● **Instructions for the task**
Write out the entire listing below exactly, with the pictures left out.

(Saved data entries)
========================================================================
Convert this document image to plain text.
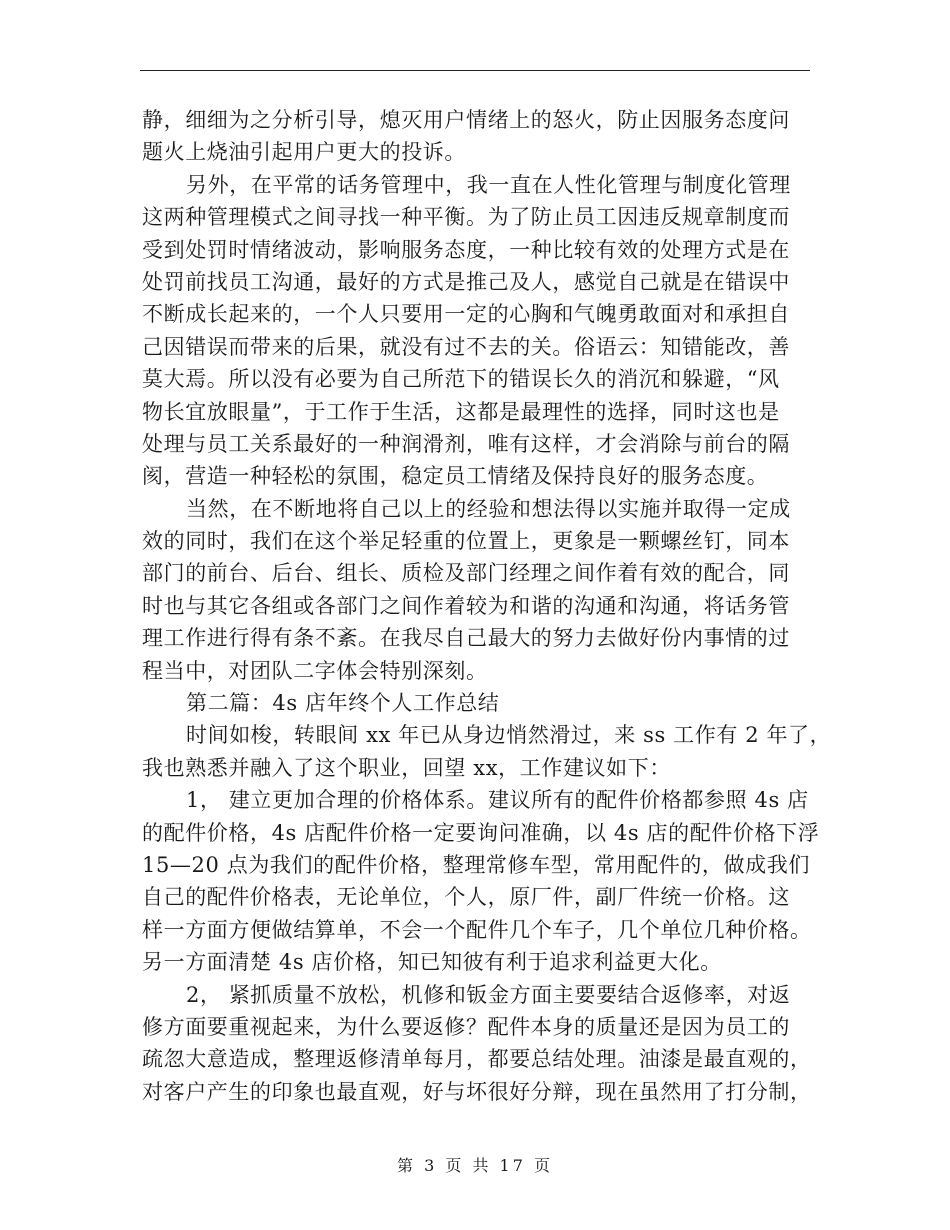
静，细细为之分析引导，熄灭用户情绪上的怒火，防止因服务态度问
题火上烧油引起用户更大的投诉。
另外，在平常的话务管理中，我一直在人性化管理与制度化管理
这两种管理模式之间寻找一种平衡。为了防止员工因违反规章制度而
受到处罚时情绪波动，影响服务态度，一种比较有效的处理方式是在
处罚前找员工沟通，最好的方式是推己及人，感觉自己就是在错误中
不断成长起来的，一个人只要用一定的心胸和气魄勇敢面对和承担自
己因错误而带来的后果，就没有过不去的关。俗语云：知错能改，善
莫大焉。所以没有必要为自己所范下的错误长久的消沉和躲避，“风
物长宜放眼量”，于工作于生活，这都是最理性的选择，同时这也是
处理与员工关系最好的一种润滑剂，唯有这样，才会消除与前台的隔
阂，营造一种轻松的氛围，稳定员工情绪及保持良好的服务态度。
当然，在不断地将自己以上的经验和想法得以实施并取得一定成
效的同时，我们在这个举足轻重的位置上，更象是一颗螺丝钉，同本
部门的前台、后台、组长、质检及部门经理之间作着有效的配合，同
时也与其它各组或各部门之间作着较为和谐的沟通和沟通，将话务管
理工作进行得有条不紊。在我尽自己最大的努力去做好份内事情的过
程当中，对团队二字体会特别深刻。
第二篇：4s 店年终个人工作总结
时间如梭，转眼间 xx 年已从身边悄然滑过，来 ss 工作有 2 年了，
我也熟悉并融入了这个职业，回望 xx，工作建议如下：
1， 建立更加合理的价格体系。建议所有的配件价格都参照 4s 店
的配件价格，4s 店配件价格一定要询问准确，以 4s 店的配件价格下浮
15—20 点为我们的配件价格，整理常修车型，常用配件的，做成我们
自己的配件价格表，无论单位，个人，原厂件，副厂件统一价格。这
样一方面方便做结算单，不会一个配件几个车子，几个单位几种价格。
另一方面清楚 4s 店价格，知已知彼有利于追求利益更大化。
2， 紧抓质量不放松，机修和钣金方面主要要结合返修率，对返
修方面要重视起来，为什么要返修？配件本身的质量还是因为员工的
疏忽大意造成，整理返修清单每月，都要总结处理。油漆是最直观的，
对客户产生的印象也最直观，好与坏很好分辩，现在虽然用了打分制，
第 3 页 共 17 页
========================================================================
● **Right answer**
Convert this document image to plain text.
静，细细为之分析引导，熄灭用户情绪上的怒火，防止因服务态度问
题火上烧油引起用户更大的投诉。
另外，在平常的话务管理中，我一直在人性化管理与制度化管理
这两种管理模式之间寻找一种平衡。为了防止员工因违反规章制度而
受到处罚时情绪波动，影响服务态度，一种比较有效的处理方式是在
处罚前找员工沟通，最好的方式是推己及人，感觉自己就是在错误中
不断成长起来的，一个人只要用一定的心胸和气魄勇敢面对和承担自
己因错误而带来的后果，就没有过不去的关。俗语云：知错能改，善
莫大焉。所以没有必要为自己所范下的错误长久的消沉和躲避，“风
物长宜放眼量”，于工作于生活，这都是最理性的选择，同时这也是
处理与员工关系最好的一种润滑剂，唯有这样，才会消除与前台的隔
阂，营造一种轻松的氛围，稳定员工情绪及保持良好的服务态度。
当然，在不断地将自己以上的经验和想法得以实施并取得一定成
效的同时，我们在这个举足轻重的位置上，更象是一颗螺丝钉，同本
部门的前台、后台、组长、质检及部门经理之间作着有效的配合，同
时也与其它各组或各部门之间作着较为和谐的沟通和沟通，将话务管
理工作进行得有条不紊。在我尽自己最大的努力去做好份内事情的过
程当中，对团队二字体会特别深刻。
第二篇：4s 店年终个人工作总结
时间如梭，转眼间 xx 年已从身边悄然滑过，来 ss 工作有 2 年了，
我也熟悉并融入了这个职业，回望 xx，工作建议如下：
1， 建立更加合理的价格体系。建议所有的配件价格都参照 4s 店
的配件价格，4s 店配件价格一定要询问准确，以 4s 店的配件价格下浮
15—20 点为我们的配件价格，整理常修车型，常用配件的，做成我们
自己的配件价格表，无论单位，个人，原厂件，副厂件统一价格。这
样一方面方便做结算单，不会一个配件几个车子，几个单位几种价格。
另一方面清楚 4s 店价格，知已知彼有利于追求利益更大化。
2， 紧抓质量不放松，机修和钣金方面主要要结合返修率，对返
修方面要重视起来，为什么要返修？配件本身的质量还是因为员工的
疏忽大意造成，整理返修清单每月，都要总结处理。油漆是最直观的，
对客户产生的印象也最直观，好与坏很好分辩，现在虽然用了打分制，
第 3 页 共 17 页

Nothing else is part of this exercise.